** Challenge **
Narrow the data below down to the lines containing "text".

** Task data **

■ ■ ■ ■ ■

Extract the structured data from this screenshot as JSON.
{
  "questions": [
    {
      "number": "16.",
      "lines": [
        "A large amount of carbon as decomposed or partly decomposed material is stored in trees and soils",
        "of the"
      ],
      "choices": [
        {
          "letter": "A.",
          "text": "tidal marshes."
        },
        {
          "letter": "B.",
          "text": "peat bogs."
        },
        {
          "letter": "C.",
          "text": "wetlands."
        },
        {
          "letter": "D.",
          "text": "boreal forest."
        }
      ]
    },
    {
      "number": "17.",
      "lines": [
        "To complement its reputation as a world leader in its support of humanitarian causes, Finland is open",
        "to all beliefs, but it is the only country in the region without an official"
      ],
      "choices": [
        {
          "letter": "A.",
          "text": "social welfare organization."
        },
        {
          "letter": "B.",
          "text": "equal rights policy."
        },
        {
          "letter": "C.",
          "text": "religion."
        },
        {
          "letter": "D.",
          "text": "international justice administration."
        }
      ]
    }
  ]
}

■ ■ ■ ■ ■

** Exercise result **
          "text": "tidal marshes."
          "text": "peat bogs."
          "text": "wetlands."
          "text": "boreal forest."
          "text": "social welfare organization."
          "text": "equal rights policy."
          "text": "religion."
          "text": "international justice administration."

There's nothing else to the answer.